:: DATA SECTION

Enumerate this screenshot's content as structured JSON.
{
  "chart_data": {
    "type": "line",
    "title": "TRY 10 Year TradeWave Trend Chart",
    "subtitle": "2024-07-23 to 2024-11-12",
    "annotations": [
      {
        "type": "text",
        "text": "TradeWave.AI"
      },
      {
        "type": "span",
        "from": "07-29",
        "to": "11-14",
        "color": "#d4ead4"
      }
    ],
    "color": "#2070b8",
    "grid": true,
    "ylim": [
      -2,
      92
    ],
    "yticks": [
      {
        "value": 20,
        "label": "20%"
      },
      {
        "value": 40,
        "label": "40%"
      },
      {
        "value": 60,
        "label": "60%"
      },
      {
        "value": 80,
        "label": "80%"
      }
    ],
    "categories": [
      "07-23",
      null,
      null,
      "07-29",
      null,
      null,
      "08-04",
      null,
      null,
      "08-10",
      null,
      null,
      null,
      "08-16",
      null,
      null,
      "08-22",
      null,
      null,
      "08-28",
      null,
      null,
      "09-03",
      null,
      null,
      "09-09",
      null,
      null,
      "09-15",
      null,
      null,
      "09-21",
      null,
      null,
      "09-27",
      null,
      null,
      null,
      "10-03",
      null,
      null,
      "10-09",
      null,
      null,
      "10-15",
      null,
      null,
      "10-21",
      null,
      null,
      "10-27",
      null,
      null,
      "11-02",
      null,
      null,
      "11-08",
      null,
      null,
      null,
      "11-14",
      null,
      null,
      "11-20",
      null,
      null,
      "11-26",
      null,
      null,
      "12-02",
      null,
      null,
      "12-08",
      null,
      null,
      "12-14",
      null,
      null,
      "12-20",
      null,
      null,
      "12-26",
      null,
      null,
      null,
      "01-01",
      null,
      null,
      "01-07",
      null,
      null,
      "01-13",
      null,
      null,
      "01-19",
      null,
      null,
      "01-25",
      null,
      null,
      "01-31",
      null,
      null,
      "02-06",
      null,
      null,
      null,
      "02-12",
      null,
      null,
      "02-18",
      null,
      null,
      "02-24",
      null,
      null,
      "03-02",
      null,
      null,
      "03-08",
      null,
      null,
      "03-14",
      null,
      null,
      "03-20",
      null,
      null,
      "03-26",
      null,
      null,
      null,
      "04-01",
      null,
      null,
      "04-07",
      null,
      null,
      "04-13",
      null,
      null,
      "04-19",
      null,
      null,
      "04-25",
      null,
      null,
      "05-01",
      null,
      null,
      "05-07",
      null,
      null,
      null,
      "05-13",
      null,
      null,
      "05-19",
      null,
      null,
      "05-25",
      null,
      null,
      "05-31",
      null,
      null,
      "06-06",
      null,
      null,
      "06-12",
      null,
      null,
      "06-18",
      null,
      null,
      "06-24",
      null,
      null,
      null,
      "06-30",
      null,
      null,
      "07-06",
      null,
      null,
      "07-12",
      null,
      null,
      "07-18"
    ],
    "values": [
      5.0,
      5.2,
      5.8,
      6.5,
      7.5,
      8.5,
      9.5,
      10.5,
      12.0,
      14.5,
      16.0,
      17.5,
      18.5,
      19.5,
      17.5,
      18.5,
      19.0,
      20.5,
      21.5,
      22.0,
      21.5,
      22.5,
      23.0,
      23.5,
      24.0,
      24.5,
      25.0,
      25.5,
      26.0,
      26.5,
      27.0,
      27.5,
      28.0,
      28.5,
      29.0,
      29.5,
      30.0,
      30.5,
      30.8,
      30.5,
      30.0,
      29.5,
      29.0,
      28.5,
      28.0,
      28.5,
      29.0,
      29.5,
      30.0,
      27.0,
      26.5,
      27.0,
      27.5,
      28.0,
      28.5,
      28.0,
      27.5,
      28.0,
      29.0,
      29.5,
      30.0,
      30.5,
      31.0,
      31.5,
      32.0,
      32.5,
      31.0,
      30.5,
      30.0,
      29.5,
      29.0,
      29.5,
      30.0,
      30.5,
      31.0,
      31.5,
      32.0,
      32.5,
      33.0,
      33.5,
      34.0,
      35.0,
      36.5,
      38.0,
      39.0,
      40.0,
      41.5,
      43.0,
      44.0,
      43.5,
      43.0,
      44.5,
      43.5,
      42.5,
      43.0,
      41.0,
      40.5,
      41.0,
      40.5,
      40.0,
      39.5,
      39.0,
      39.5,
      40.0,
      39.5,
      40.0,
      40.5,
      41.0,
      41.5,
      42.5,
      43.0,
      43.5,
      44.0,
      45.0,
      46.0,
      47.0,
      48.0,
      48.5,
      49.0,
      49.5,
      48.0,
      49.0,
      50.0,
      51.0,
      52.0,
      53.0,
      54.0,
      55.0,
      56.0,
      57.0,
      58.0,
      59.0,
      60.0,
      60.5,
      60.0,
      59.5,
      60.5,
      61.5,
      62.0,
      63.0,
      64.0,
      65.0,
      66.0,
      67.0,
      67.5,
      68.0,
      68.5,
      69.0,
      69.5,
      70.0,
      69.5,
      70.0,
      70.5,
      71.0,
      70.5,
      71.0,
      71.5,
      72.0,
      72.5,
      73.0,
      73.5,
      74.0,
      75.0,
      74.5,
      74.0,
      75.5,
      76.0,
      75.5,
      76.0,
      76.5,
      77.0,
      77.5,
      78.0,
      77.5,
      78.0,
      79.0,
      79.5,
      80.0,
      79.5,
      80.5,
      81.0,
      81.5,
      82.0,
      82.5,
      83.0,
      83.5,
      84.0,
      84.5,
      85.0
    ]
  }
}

::::

STATED GOAL: Would you copy out each line exactly as written?

FINISHED TASK:
Enumerate this screenshot's content as structured JSON.
{
  "chart_data": {
    "type": "line",
    "title": "TRY 10 Year TradeWave Trend Chart",
    "subtitle": "2024-07-23 to 2024-11-12",
    "annotations": [
      {
        "type": "text",
        "text": "TradeWave.AI"
      },
      {
        "type": "span",
        "from": "07-29",
        "to": "11-14",
        "color": "#d4ead4"
      }
    ],
    "color": "#2070b8",
    "grid": true,
    "ylim": [
      -2,
      92
    ],
    "yticks": [
      {
        "value": 20,
        "label": "20%"
      },
      {
        "value": 40,
        "label": "40%"
      },
      {
        "value": 60,
        "label": "60%"
      },
      {
        "value": 80,
        "label": "80%"
      }
    ],
    "categories": [
      "07-23",
      null,
      null,
      "07-29",
      null,
      null,
      "08-04",
      null,
      null,
      "08-10",
      null,
      null,
      null,
      "08-16",
      null,
      null,
      "08-22",
      null,
      null,
      "08-28",
      null,
      null,
      "09-03",
      null,
      null,
      "09-09",
      null,
      null,
      "09-15",
      null,
      null,
      "09-21",
      null,
      null,
      "09-27",
      null,
      null,
      null,
      "10-03",
      null,
      null,
      "10-09",
      null,
      null,
      "10-15",
      null,
      null,
      "10-21",
      null,
      null,
      "10-27",
      null,
      null,
      "11-02",
      null,
      null,
      "11-08",
      null,
      null,
      null,
      "11-14",
      null,
      null,
      "11-20",
      null,
      null,
      "11-26",
      null,
      null,
      "12-02",
      null,
      null,
      "12-08",
      null,
      null,
      "12-14",
      null,
      null,
      "12-20",
      null,
      null,
      "12-26",
      null,
      null,
      null,
      "01-01",
      null,
      null,
      "01-07",
      null,
      null,
      "01-13",
      null,
      null,
      "01-19",
      null,
      null,
      "01-25",
      null,
      null,
      "01-31",
      null,
      null,
      "02-06",
      null,
      null,
      null,
      "02-12",
      null,
      null,
      "02-18",
      null,
      null,
      "02-24",
      null,
      null,
      "03-02",
      null,
      null,
      "03-08",
      null,
      null,
      "03-14",
      null,
      null,
      "03-20",
      null,
      null,
      "03-26",
      null,
      null,
      null,
      "04-01",
      null,
      null,
      "04-07",
      null,
      null,
      "04-13",
      null,
      null,
      "04-19",
      null,
      null,
      "04-25",
      null,
      null,
      "05-01",
      null,
      null,
      "05-07",
      null,
      null,
      null,
      "05-13",
      null,
      null,
      "05-19",
      null,
      null,
      "05-25",
      null,
      null,
      "05-31",
      null,
      null,
      "06-06",
      null,
      null,
      "06-12",
      null,
      null,
      "06-18",
      null,
      null,
      "06-24",
      null,
      null,
      null,
      "06-30",
      null,
      null,
      "07-06",
      null,
      null,
      "07-12",
      null,
      null,
      "07-18"
    ],
    "values": [
      5.0,
      5.2,
      5.8,
      6.5,
      7.5,
      8.5,
      9.5,
      10.5,
      12.0,
      14.5,
      16.0,
      17.5,
      18.5,
      19.5,
      17.5,
      18.5,
      19.0,
      20.5,
      21.5,
      22.0,
      21.5,
      22.5,
      23.0,
      23.5,
      24.0,
      24.5,
      25.0,
      25.5,
      26.0,
      26.5,
      27.0,
      27.5,
      28.0,
      28.5,
      29.0,
      29.5,
      30.0,
      30.5,
      30.8,
      30.5,
      30.0,
      29.5,
      29.0,
      28.5,
      28.0,
      28.5,
      29.0,
      29.5,
      30.0,
      27.0,
      26.5,
      27.0,
      27.5,
      28.0,
      28.5,
      28.0,
      27.5,
      28.0,
      29.0,
      29.5,
      30.0,
      30.5,
      31.0,
      31.5,
      32.0,
      32.5,
      31.0,
      30.5,
      30.0,
      29.5,
      29.0,
      29.5,
      30.0,
      30.5,
      31.0,
      31.5,
      32.0,
      32.5,
      33.0,
      33.5,
      34.0,
      35.0,
      36.5,
      38.0,
      39.0,
      40.0,
      41.5,
      43.0,
      44.0,
      43.5,
      43.0,
      44.5,
      43.5,
      42.5,
      43.0,
      41.0,
      40.5,
      41.0,
      40.5,
      40.0,
      39.5,
      39.0,
      39.5,
      40.0,
      39.5,
      40.0,
      40.5,
      41.0,
      41.5,
      42.5,
      43.0,
      43.5,
      44.0,
      45.0,
      46.0,
      47.0,
      48.0,
      48.5,
      49.0,
      49.5,
      48.0,
      49.0,
      50.0,
      51.0,
      52.0,
      53.0,
      54.0,
      55.0,
      56.0,
      57.0,
      58.0,
      59.0,
      60.0,
      60.5,
      60.0,
      59.5,
      60.5,
      61.5,
      62.0,
      63.0,
      64.0,
      65.0,
      66.0,
      67.0,
      67.5,
      68.0,
      68.5,
      69.0,
      69.5,
      70.0,
      69.5,
      70.0,
      70.5,
      71.0,
      70.5,
      71.0,
      71.5,
      72.0,
      72.5,
      73.0,
      73.5,
      74.0,
      75.0,
      74.5,
      74.0,
      75.5,
      76.0,
      75.5,
      76.0,
      76.5,
      77.0,
      77.5,
      78.0,
      77.5,
      78.0,
      79.0,
      79.5,
      80.0,
      79.5,
      80.5,
      81.0,
      81.5,
      82.0,
      82.5,
      83.0,
      83.5,
      84.0,
      84.5,
      85.0
    ]
  }
}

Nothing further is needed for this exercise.